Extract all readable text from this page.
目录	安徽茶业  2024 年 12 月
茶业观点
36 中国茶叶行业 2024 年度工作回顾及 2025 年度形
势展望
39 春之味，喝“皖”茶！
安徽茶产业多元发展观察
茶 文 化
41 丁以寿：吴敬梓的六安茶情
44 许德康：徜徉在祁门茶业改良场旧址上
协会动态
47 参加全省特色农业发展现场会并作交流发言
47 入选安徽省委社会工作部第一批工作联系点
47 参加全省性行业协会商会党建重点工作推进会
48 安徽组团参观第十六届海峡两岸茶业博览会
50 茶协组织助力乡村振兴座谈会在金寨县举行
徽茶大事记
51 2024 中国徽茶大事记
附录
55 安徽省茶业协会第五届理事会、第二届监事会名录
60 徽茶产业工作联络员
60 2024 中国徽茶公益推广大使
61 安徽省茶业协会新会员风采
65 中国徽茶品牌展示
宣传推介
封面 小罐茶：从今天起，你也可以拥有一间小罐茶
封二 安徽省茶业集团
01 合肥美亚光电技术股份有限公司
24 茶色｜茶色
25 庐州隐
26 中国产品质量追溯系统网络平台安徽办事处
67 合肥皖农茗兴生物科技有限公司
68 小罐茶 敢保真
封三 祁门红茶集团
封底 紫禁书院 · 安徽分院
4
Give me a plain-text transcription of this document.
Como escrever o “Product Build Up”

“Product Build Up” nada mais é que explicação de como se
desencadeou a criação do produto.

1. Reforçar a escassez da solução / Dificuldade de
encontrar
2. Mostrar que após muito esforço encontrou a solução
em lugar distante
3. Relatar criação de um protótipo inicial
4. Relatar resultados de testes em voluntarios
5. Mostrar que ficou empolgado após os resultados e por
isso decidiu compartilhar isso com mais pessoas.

######

*The problem*.
Repeat the records above exactly.

*Solved exercise*.
Extract all readable text from this page.
目录	安徽茶业  2024 年 12 月
茶业观点
36 中国茶叶行业 2024 年度工作回顾及 2025 年度形
势展望
39 春之味，喝“皖”茶！
安徽茶产业多元发展观察
茶 文 化
41 丁以寿：吴敬梓的六安茶情
44 许德康：徜徉在祁门茶业改良场旧址上
协会动态
47 参加全省特色农业发展现场会并作交流发言
47 入选安徽省委社会工作部第一批工作联系点
47 参加全省性行业协会商会党建重点工作推进会
48 安徽组团参观第十六届海峡两岸茶业博览会
50 茶协组织助力乡村振兴座谈会在金寨县举行
徽茶大事记
51 2024 中国徽茶大事记
附录
55 安徽省茶业协会第五届理事会、第二届监事会名录
60 徽茶产业工作联络员
60 2024 中国徽茶公益推广大使
61 安徽省茶业协会新会员风采
65 中国徽茶品牌展示
宣传推介
封面 小罐茶：从今天起，你也可以拥有一间小罐茶
封二 安徽省茶业集团
01 合肥美亚光电技术股份有限公司
24 茶色｜茶色
25 庐州隐
26 中国产品质量追溯系统网络平台安徽办事处
67 合肥皖农茗兴生物科技有限公司
68 小罐茶 敢保真
封三 祁门红茶集团
封底 紫禁书院 · 安徽分院
4
Give me a plain-text transcription of this document.
Como escrever o “Product Build Up”

“Product Build Up” nada mais é que explicação de como se
desencadeou a criação do produto.

1. Reforçar a escassez da solução / Dificuldade de
encontrar
2. Mostrar que após muito esforço encontrou a solução
em lugar distante
3. Relatar criação de um protótipo inicial
4. Relatar resultados de testes em voluntarios
5. Mostrar que ficou empolgado após os resultados e por
isso decidiu compartilhar isso com mais pessoas.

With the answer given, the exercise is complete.